=== Extracted information ===

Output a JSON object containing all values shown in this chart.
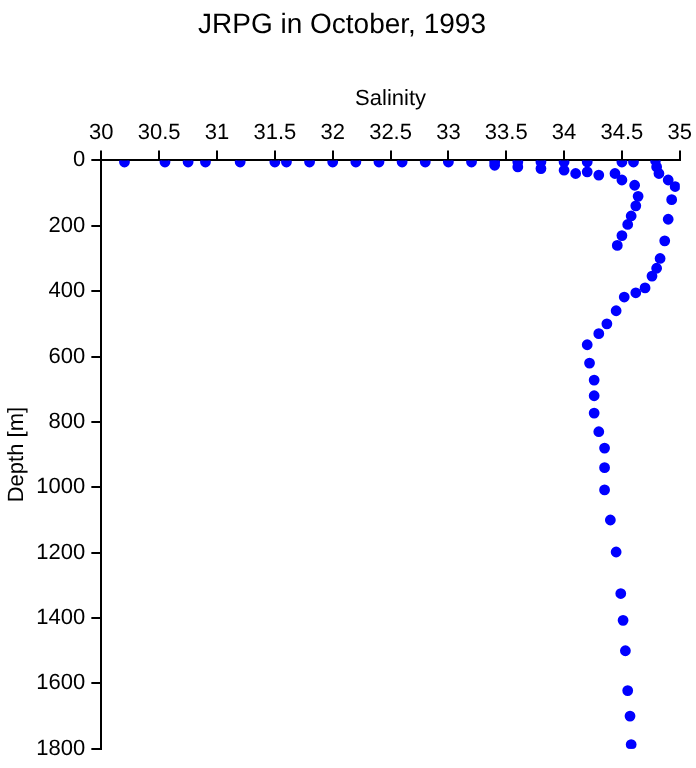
{
  "chart_data": {
    "type": "scatter",
    "title": "JRPG in October, 1993",
    "xlabel": "Salinity",
    "ylabel": "Depth [m]",
    "xlim": [
      30,
      35
    ],
    "xticks": [
      30,
      30.5,
      31,
      31.5,
      32,
      32.5,
      33,
      33.5,
      34,
      34.5,
      35
    ],
    "ylim": [
      1800,
      0
    ],
    "yticks": [
      0,
      200,
      400,
      600,
      800,
      1000,
      1200,
      1400,
      1600,
      1800
    ],
    "grid": false,
    "legend": false,
    "marker": "circle",
    "series": [
      {
        "color": "#0000ff",
        "x": [
          30.2,
          30.55,
          30.75,
          30.9,
          31.2,
          31.5,
          31.6,
          31.8,
          32.0,
          32.2,
          32.4,
          32.6,
          32.8,
          33.0,
          33.2,
          33.4,
          33.6,
          33.8,
          34.0,
          34.2,
          34.5,
          34.6,
          33.4,
          33.6,
          33.8,
          34.0,
          34.2,
          34.1,
          34.3,
          34.44,
          34.5,
          34.61,
          34.64,
          34.62,
          34.58,
          34.55,
          34.5,
          34.46,
          34.79,
          34.8,
          34.82,
          34.9,
          34.96,
          34.93,
          34.9,
          34.87,
          34.83,
          34.8,
          34.76,
          34.7,
          34.62,
          34.52,
          34.45,
          34.37,
          34.3,
          34.2,
          34.22,
          34.26,
          34.26,
          34.26,
          34.3,
          34.35,
          34.35,
          34.35,
          34.4,
          34.45,
          34.49,
          34.51,
          34.53,
          34.55,
          34.57,
          34.58
        ],
        "values": [
          5,
          5,
          5,
          5,
          5,
          5,
          5,
          5,
          5,
          5,
          5,
          5,
          5,
          5,
          5,
          5,
          5,
          5,
          5,
          5,
          5,
          5,
          15,
          20,
          25,
          30,
          35,
          40,
          45,
          40,
          60,
          76,
          110,
          139,
          170,
          196,
          230,
          260,
          0,
          20,
          40,
          60,
          80,
          120,
          180,
          246,
          300,
          330,
          354,
          390,
          405,
          418,
          460,
          500,
          530,
          564,
          620,
          672,
          720,
          773,
          830,
          880,
          940,
          1008,
          1100,
          1198,
          1325,
          1407,
          1500,
          1622,
          1700,
          1787
        ]
      }
    ]
  }
}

===

--- Given problem ---
Write out the material above again, word for word, minus its pictures.

--- Written reply ---
Output a JSON object containing all values shown in this chart.
{
  "chart_data": {
    "type": "scatter",
    "title": "JRPG in October, 1993",
    "xlabel": "Salinity",
    "ylabel": "Depth [m]",
    "xlim": [
      30,
      35
    ],
    "xticks": [
      30,
      30.5,
      31,
      31.5,
      32,
      32.5,
      33,
      33.5,
      34,
      34.5,
      35
    ],
    "ylim": [
      1800,
      0
    ],
    "yticks": [
      0,
      200,
      400,
      600,
      800,
      1000,
      1200,
      1400,
      1600,
      1800
    ],
    "grid": false,
    "legend": false,
    "marker": "circle",
    "series": [
      {
        "color": "#0000ff",
        "x": [
          30.2,
          30.55,
          30.75,
          30.9,
          31.2,
          31.5,
          31.6,
          31.8,
          32.0,
          32.2,
          32.4,
          32.6,
          32.8,
          33.0,
          33.2,
          33.4,
          33.6,
          33.8,
          34.0,
          34.2,
          34.5,
          34.6,
          33.4,
          33.6,
          33.8,
          34.0,
          34.2,
          34.1,
          34.3,
          34.44,
          34.5,
          34.61,
          34.64,
          34.62,
          34.58,
          34.55,
          34.5,
          34.46,
          34.79,
          34.8,
          34.82,
          34.9,
          34.96,
          34.93,
          34.9,
          34.87,
          34.83,
          34.8,
          34.76,
          34.7,
          34.62,
          34.52,
          34.45,
          34.37,
          34.3,
          34.2,
          34.22,
          34.26,
          34.26,
          34.26,
          34.3,
          34.35,
          34.35,
          34.35,
          34.4,
          34.45,
          34.49,
          34.51,
          34.53,
          34.55,
          34.57,
          34.58
        ],
        "values": [
          5,
          5,
          5,
          5,
          5,
          5,
          5,
          5,
          5,
          5,
          5,
          5,
          5,
          5,
          5,
          5,
          5,
          5,
          5,
          5,
          5,
          5,
          15,
          20,
          25,
          30,
          35,
          40,
          45,
          40,
          60,
          76,
          110,
          139,
          170,
          196,
          230,
          260,
          0,
          20,
          40,
          60,
          80,
          120,
          180,
          246,
          300,
          330,
          354,
          390,
          405,
          418,
          460,
          500,
          530,
          564,
          620,
          672,
          720,
          773,
          830,
          880,
          940,
          1008,
          1100,
          1198,
          1325,
          1407,
          1500,
          1622,
          1700,
          1787
        ]
      }
    ]
  }
}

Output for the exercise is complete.